DATA ROWS:
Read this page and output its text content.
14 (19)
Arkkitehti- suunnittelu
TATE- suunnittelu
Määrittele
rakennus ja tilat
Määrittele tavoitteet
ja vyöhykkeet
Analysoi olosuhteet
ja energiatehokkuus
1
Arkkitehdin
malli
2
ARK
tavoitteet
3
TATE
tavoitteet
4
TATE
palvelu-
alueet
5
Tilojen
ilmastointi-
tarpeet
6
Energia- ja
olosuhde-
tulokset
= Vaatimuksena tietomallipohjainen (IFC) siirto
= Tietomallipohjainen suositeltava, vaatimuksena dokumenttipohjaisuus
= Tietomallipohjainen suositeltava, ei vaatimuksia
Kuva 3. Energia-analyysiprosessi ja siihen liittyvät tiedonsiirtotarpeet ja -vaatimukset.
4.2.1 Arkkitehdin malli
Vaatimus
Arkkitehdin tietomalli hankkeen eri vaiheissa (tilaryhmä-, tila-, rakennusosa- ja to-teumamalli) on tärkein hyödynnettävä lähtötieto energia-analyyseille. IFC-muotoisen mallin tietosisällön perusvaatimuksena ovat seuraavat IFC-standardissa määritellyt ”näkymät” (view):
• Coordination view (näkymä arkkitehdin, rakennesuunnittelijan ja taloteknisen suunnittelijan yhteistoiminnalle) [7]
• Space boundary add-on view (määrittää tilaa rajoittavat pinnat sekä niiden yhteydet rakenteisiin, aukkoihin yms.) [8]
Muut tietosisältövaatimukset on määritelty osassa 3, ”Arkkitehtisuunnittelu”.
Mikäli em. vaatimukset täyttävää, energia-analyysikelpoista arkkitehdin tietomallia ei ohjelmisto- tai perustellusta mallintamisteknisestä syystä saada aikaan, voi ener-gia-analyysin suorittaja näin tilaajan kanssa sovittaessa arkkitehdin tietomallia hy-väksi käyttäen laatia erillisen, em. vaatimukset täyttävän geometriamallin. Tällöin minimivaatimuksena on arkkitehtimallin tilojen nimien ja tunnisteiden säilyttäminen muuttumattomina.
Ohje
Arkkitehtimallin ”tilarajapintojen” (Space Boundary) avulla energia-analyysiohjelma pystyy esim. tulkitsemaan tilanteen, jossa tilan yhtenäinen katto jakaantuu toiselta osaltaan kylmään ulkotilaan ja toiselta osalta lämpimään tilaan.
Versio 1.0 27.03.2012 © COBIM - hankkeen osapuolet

...

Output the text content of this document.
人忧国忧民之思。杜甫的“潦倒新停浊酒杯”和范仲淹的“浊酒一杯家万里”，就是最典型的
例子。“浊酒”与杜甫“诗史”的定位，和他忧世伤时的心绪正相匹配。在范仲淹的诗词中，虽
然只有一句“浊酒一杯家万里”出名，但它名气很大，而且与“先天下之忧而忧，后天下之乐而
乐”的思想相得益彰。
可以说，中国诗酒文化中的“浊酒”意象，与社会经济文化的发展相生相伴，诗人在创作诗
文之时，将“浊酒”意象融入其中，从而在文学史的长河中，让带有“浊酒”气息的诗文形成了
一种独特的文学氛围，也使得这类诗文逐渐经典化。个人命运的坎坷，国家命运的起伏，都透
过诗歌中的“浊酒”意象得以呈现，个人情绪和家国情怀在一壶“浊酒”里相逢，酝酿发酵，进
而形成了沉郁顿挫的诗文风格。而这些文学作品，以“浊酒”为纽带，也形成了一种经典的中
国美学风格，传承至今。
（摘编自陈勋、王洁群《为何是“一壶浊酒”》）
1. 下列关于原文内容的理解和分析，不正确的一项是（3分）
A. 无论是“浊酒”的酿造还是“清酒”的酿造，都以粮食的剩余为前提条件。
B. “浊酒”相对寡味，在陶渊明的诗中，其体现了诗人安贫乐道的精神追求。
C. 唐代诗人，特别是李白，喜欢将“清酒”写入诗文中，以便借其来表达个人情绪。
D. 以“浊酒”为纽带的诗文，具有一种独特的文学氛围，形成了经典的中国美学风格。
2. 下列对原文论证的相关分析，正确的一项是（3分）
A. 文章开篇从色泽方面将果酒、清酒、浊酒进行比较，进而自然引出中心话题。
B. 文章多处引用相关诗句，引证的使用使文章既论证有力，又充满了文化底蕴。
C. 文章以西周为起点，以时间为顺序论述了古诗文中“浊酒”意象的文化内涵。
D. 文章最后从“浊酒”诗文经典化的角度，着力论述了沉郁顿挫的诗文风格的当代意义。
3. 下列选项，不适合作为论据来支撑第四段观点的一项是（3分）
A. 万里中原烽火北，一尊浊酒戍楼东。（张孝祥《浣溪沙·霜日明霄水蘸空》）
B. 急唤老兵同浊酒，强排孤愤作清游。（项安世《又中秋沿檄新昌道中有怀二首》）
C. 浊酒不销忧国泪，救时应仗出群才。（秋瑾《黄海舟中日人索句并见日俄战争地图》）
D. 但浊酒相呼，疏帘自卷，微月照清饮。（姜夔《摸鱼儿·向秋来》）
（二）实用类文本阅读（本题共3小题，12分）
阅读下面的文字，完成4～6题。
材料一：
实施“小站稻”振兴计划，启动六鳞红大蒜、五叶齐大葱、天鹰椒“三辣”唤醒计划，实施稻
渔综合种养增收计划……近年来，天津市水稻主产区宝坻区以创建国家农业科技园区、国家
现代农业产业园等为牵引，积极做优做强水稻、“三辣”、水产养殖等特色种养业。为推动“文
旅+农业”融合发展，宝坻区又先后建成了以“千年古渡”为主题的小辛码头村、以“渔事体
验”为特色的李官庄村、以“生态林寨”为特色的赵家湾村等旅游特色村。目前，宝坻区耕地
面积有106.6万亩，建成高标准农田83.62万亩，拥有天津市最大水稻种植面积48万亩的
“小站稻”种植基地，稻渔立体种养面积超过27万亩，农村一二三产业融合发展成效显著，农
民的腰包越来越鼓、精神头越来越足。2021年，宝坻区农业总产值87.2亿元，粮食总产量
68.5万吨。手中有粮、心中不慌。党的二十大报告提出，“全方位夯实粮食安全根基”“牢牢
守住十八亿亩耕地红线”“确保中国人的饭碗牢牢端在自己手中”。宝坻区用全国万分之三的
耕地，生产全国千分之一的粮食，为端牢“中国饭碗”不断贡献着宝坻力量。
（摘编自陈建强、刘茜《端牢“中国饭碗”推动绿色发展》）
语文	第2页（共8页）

EXERCISE TASK: Copy, from the material, each line that holds the string "view".

ANSWER FOR THIS EXERCISE:
Arkkitehdin tietomalli hankkeen eri vaiheissa (tilaryhmä-, tila-, rakennusosa- ja to-teumamalli) on tärkein hyödynnettävä lähtötieto energia-analyyseille. IFC-muotoisen mallin tietosisällön perusvaatimuksena ovat seuraavat IFC-standardissa määritellyt ”näkymät” (view):
• Coordination view (näkymä arkkitehdin, rakennesuunnittelijan ja taloteknisen suunnittelijan yhteistoiminnalle) [7]
• Space boundary add-on view (määrittää tilaa rajoittavat pinnat sekä niiden yhteydet rakenteisiin, aukkoihin yms.) [8]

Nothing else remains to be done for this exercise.